(Records contained in a dataset)
★ ★ ★ ★ ★

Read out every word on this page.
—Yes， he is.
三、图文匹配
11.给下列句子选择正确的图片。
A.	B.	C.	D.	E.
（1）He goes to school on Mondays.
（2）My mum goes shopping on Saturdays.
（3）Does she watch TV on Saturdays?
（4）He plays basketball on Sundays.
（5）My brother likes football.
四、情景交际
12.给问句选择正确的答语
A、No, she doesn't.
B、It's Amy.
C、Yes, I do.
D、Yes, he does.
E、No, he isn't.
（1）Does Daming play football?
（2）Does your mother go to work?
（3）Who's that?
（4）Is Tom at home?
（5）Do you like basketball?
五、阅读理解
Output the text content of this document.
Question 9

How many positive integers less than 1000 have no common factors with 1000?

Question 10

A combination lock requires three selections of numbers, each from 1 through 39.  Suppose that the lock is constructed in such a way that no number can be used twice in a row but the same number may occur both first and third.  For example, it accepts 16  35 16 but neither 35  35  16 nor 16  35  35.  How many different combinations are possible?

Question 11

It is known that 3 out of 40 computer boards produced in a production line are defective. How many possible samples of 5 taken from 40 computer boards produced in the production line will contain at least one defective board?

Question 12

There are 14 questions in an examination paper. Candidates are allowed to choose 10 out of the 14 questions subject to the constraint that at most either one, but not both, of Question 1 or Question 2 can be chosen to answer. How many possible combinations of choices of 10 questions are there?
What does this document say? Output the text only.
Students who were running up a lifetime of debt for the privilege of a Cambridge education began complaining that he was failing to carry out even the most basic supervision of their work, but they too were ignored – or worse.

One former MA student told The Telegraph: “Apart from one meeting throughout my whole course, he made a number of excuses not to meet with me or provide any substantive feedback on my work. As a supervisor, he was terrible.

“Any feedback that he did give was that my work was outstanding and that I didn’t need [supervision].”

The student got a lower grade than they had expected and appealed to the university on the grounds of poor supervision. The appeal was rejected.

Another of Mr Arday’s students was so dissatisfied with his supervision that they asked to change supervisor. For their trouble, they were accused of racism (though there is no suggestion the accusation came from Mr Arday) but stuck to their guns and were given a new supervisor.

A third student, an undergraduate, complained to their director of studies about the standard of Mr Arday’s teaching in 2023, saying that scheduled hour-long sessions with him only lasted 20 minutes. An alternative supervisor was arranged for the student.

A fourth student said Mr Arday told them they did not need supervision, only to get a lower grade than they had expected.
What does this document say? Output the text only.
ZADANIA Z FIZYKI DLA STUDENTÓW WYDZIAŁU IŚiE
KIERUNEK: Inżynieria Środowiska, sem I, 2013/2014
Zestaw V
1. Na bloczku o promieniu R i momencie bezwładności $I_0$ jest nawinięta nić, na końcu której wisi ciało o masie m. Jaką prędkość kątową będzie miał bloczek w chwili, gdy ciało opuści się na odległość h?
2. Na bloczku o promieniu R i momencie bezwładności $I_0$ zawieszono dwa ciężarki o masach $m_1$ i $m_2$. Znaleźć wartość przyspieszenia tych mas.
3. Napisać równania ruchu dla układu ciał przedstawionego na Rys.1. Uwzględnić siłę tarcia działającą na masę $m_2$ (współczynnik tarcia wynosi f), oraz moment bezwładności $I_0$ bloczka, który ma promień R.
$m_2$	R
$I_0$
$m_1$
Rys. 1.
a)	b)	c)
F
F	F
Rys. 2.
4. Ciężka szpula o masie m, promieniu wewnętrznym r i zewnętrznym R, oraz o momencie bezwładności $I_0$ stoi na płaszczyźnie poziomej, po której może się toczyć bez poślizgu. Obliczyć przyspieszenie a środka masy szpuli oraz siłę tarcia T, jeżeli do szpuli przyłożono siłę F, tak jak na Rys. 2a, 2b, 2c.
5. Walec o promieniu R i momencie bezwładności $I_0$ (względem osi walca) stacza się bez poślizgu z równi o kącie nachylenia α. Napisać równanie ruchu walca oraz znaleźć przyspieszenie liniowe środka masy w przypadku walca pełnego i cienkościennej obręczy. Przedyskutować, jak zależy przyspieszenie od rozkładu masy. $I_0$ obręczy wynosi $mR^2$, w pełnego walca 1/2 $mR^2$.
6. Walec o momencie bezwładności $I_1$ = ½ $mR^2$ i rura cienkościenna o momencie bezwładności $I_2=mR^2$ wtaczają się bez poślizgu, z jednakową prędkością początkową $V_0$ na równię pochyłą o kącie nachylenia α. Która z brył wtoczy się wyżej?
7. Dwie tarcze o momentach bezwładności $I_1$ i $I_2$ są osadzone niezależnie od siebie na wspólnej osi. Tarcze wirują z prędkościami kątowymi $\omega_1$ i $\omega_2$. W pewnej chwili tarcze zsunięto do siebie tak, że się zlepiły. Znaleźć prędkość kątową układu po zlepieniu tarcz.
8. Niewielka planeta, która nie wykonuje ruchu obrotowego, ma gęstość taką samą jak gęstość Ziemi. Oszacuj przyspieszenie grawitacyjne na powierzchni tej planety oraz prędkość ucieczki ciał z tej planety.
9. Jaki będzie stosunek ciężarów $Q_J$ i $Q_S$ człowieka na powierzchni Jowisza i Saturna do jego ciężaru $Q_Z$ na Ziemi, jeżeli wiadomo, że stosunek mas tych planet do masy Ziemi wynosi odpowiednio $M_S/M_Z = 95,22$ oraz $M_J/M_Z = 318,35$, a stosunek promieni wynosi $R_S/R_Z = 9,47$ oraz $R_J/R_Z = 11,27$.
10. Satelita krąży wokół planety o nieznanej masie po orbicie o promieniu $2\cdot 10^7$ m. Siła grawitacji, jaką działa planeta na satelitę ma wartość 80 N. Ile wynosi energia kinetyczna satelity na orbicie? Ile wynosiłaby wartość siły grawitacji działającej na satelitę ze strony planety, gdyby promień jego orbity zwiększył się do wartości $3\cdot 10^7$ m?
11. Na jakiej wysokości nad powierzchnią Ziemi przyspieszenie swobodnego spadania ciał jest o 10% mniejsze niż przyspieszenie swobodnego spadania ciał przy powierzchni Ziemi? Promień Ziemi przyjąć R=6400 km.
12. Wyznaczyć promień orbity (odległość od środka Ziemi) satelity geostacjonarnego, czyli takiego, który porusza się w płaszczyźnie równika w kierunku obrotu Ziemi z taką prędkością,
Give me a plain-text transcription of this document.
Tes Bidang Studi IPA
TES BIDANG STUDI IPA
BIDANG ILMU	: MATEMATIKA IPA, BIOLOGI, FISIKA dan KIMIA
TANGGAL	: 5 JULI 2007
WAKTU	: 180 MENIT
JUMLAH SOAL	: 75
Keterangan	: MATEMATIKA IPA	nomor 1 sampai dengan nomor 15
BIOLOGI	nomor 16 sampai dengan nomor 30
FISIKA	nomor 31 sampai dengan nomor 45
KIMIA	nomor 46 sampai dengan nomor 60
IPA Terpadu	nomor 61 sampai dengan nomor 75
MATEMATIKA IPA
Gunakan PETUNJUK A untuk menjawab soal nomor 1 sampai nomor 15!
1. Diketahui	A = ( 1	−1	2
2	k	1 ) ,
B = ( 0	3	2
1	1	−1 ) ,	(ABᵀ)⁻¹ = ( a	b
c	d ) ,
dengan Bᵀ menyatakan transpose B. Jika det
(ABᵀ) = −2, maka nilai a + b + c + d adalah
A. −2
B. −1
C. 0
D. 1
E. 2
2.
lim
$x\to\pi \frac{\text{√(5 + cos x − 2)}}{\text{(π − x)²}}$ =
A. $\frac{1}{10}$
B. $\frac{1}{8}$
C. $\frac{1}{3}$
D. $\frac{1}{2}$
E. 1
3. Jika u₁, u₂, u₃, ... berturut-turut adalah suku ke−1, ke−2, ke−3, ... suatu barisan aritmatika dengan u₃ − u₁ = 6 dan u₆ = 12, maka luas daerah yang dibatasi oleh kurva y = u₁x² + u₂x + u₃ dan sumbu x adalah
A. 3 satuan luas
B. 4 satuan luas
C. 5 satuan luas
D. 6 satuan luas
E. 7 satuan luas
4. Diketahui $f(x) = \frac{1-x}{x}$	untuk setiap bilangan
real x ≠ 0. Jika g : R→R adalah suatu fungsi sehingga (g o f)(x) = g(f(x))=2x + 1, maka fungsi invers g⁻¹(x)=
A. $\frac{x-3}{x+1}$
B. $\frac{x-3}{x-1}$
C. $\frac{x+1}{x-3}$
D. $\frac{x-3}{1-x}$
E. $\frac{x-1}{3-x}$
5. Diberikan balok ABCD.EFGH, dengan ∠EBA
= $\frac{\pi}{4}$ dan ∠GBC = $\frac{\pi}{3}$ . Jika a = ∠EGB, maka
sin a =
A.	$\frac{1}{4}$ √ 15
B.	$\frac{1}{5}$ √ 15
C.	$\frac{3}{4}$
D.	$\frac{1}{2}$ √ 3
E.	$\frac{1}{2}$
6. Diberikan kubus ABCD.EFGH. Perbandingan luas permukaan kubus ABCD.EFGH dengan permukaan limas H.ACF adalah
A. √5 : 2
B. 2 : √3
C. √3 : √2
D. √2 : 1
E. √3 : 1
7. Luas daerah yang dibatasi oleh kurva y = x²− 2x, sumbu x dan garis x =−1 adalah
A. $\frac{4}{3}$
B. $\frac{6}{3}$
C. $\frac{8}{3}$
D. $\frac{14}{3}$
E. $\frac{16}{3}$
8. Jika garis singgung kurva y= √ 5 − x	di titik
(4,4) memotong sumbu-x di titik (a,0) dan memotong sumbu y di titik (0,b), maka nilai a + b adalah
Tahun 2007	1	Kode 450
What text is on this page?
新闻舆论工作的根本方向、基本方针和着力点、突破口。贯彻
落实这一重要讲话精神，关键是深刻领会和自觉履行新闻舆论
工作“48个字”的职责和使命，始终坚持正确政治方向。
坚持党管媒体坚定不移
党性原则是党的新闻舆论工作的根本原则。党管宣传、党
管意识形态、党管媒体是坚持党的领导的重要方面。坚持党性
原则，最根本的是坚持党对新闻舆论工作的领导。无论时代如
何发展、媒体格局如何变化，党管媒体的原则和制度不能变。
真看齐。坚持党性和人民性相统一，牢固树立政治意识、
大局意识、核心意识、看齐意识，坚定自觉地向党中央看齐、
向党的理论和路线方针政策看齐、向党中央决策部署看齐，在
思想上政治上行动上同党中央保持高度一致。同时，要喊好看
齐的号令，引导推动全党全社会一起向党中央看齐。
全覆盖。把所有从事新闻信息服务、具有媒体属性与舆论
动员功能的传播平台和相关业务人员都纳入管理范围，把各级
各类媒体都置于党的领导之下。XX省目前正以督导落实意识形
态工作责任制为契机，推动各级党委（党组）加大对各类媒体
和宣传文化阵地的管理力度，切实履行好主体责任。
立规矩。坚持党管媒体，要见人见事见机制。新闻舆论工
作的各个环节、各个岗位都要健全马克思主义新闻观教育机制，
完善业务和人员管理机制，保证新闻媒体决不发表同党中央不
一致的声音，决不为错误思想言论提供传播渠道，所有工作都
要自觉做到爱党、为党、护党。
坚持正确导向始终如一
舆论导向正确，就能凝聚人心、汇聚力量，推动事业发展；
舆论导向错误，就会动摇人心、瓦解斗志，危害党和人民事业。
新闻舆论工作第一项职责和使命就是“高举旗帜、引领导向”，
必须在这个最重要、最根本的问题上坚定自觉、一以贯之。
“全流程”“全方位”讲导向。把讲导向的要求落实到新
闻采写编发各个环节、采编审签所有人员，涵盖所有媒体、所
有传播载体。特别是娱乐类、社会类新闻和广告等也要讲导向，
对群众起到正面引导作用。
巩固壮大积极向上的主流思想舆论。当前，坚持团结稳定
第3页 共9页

★ ★ ★ ★ ★

• [Goal]
Consider the entries above and return each line with the string "bloczku".

• [Task result]
1. Na bloczku o promieniu R i momencie bezwładności $I_0$ jest nawinięta nić, na końcu której wisi ciało o masie m. Jaką prędkość kątową będzie miał bloczek w chwili, gdy ciało opuści się na odległość h?
2. Na bloczku o promieniu R i momencie bezwładności $I_0$ zawieszono dwa ciężarki o masach $m_1$ i $m_2$. Znaleźć wartość przyspieszenia tych mas.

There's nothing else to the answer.